:: RECORDS ::

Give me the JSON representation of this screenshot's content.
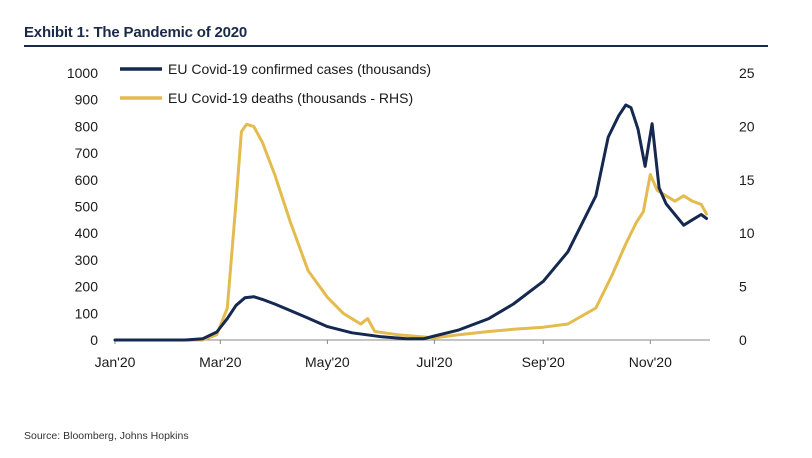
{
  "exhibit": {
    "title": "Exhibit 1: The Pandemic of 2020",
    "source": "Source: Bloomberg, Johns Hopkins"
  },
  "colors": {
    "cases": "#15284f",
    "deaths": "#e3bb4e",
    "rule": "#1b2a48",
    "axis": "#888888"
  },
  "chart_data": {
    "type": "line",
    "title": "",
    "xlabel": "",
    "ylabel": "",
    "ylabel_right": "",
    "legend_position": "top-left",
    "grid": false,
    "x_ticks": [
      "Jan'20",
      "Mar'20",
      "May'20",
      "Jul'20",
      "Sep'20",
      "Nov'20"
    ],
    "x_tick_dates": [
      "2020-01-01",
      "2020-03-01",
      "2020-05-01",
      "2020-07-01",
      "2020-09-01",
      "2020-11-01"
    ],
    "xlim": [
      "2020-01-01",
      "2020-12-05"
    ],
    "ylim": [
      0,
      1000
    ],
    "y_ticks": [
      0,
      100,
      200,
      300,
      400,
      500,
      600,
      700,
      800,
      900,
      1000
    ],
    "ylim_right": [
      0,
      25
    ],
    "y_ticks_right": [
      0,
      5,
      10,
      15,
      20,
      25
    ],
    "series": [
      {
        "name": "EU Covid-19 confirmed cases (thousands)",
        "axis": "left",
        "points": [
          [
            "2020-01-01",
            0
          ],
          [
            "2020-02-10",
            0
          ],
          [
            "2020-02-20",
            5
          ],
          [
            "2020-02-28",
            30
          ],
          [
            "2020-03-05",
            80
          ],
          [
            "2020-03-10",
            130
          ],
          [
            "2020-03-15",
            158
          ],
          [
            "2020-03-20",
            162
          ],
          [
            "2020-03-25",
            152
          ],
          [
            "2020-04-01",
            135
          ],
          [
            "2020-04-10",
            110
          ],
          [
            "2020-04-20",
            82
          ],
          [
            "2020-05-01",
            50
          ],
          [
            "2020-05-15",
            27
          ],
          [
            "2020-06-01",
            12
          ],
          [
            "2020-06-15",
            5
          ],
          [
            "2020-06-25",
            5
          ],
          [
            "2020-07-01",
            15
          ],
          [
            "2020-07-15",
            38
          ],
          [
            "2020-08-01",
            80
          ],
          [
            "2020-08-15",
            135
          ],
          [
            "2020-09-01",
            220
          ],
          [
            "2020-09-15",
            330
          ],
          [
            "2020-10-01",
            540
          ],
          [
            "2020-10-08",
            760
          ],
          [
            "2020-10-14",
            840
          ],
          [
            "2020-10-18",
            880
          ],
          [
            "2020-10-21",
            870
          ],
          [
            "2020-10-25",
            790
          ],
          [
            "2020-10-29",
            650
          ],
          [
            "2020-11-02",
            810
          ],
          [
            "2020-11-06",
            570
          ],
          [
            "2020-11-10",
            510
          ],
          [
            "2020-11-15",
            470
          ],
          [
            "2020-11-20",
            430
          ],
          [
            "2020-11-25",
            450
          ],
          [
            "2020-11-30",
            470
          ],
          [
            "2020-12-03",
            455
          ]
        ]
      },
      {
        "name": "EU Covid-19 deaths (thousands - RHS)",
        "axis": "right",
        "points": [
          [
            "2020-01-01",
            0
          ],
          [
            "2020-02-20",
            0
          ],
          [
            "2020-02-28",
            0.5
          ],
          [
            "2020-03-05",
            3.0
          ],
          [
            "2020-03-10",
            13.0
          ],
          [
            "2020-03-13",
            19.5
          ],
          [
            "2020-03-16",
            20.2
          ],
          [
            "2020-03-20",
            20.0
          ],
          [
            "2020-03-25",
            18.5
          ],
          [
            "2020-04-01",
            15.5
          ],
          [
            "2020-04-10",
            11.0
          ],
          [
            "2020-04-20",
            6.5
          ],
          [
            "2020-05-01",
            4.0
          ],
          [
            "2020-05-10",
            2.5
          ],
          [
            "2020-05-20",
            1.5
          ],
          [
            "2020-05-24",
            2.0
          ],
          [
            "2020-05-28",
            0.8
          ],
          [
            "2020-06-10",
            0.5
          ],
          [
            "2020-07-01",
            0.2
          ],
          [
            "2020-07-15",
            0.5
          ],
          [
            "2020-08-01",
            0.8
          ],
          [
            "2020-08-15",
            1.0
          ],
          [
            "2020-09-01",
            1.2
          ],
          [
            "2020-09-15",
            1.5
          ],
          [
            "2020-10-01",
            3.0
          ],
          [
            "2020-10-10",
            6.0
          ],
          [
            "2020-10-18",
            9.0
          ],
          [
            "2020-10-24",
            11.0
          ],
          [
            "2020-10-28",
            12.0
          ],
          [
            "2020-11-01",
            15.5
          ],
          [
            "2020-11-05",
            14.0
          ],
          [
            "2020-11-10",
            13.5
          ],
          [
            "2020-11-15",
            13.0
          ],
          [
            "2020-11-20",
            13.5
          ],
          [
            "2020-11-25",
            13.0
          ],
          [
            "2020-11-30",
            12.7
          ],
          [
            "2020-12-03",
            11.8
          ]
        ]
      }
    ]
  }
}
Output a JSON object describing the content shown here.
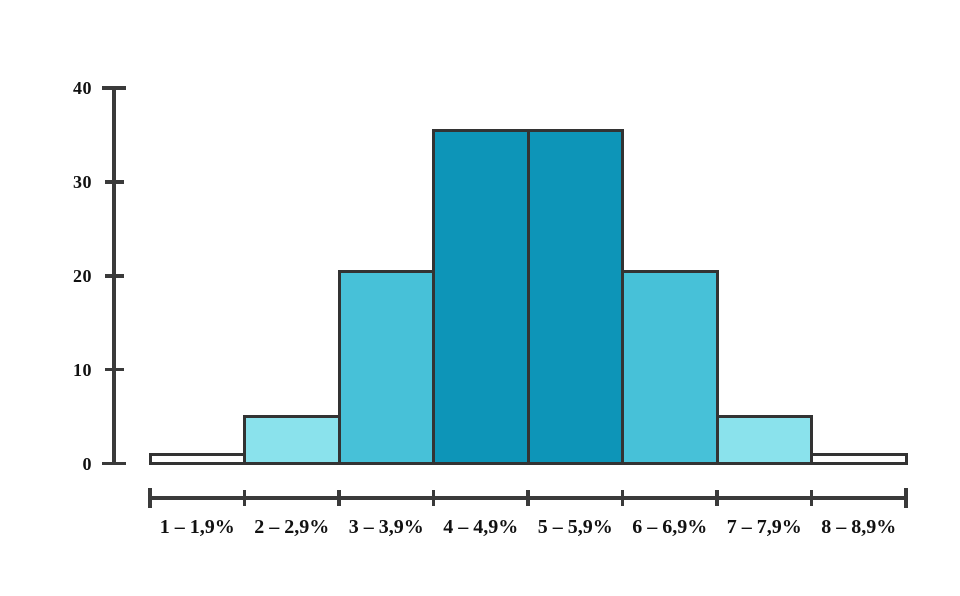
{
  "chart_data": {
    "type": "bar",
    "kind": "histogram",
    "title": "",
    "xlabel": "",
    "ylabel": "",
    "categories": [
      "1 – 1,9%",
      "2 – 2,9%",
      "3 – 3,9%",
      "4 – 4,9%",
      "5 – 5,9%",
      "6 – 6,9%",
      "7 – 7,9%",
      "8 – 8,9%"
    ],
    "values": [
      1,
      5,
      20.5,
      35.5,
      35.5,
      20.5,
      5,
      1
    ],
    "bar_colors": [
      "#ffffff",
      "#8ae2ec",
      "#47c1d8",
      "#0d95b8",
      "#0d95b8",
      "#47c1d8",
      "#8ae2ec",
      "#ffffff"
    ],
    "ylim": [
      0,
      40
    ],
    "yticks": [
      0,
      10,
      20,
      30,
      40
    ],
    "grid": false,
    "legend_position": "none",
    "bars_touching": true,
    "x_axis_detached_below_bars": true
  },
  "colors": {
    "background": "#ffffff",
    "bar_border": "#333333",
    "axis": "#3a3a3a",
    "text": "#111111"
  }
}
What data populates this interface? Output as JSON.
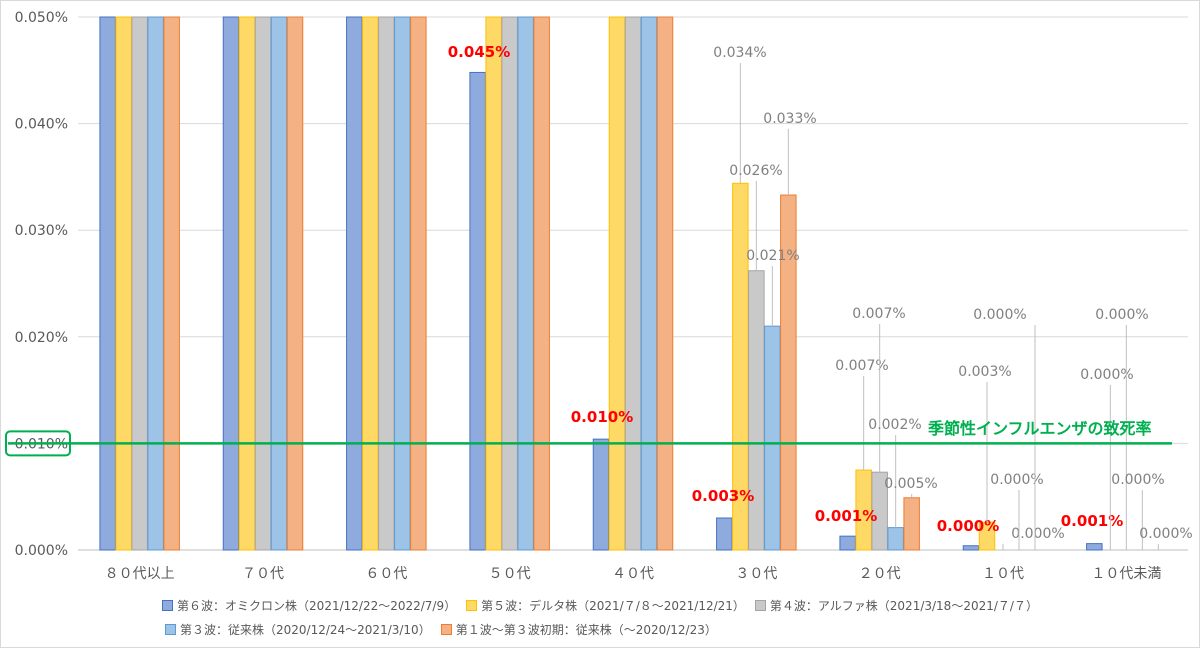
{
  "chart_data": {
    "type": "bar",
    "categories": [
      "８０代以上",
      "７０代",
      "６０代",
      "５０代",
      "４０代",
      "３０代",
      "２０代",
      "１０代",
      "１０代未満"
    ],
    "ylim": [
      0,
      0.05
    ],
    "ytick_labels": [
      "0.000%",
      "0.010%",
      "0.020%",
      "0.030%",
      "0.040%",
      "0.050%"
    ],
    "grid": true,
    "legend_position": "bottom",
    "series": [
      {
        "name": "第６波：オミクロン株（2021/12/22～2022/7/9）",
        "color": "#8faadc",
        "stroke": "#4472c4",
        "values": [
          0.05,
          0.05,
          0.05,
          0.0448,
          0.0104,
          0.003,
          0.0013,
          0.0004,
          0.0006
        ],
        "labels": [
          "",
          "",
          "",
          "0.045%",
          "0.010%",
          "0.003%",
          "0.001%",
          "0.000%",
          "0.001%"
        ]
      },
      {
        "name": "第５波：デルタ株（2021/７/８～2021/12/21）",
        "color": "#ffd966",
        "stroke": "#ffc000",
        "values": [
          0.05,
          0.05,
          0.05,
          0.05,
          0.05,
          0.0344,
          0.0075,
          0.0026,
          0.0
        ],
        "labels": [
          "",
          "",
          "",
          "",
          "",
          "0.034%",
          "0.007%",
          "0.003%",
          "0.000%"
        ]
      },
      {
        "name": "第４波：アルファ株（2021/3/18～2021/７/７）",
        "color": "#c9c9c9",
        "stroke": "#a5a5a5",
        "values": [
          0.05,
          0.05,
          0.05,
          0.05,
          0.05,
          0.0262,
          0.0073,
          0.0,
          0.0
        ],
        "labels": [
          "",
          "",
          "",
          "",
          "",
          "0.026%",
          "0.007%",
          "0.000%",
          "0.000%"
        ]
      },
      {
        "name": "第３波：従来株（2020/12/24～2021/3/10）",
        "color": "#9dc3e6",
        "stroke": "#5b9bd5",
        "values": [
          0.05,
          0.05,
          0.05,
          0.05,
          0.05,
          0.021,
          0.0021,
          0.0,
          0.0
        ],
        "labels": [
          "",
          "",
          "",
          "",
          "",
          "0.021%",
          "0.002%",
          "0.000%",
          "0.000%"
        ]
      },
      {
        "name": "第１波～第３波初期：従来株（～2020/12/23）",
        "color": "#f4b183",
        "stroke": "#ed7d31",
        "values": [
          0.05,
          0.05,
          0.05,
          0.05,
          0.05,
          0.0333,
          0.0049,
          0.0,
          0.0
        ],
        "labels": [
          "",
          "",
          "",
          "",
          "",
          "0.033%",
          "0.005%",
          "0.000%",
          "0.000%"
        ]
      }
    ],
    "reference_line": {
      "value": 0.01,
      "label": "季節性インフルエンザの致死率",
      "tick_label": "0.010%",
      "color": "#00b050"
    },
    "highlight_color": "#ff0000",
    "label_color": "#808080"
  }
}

:::

> **TASK DESCRIPTION**
Within the data above, count the lines that contain the string "content"; the reply is the number alone.

> **COMPLETED TASK**
2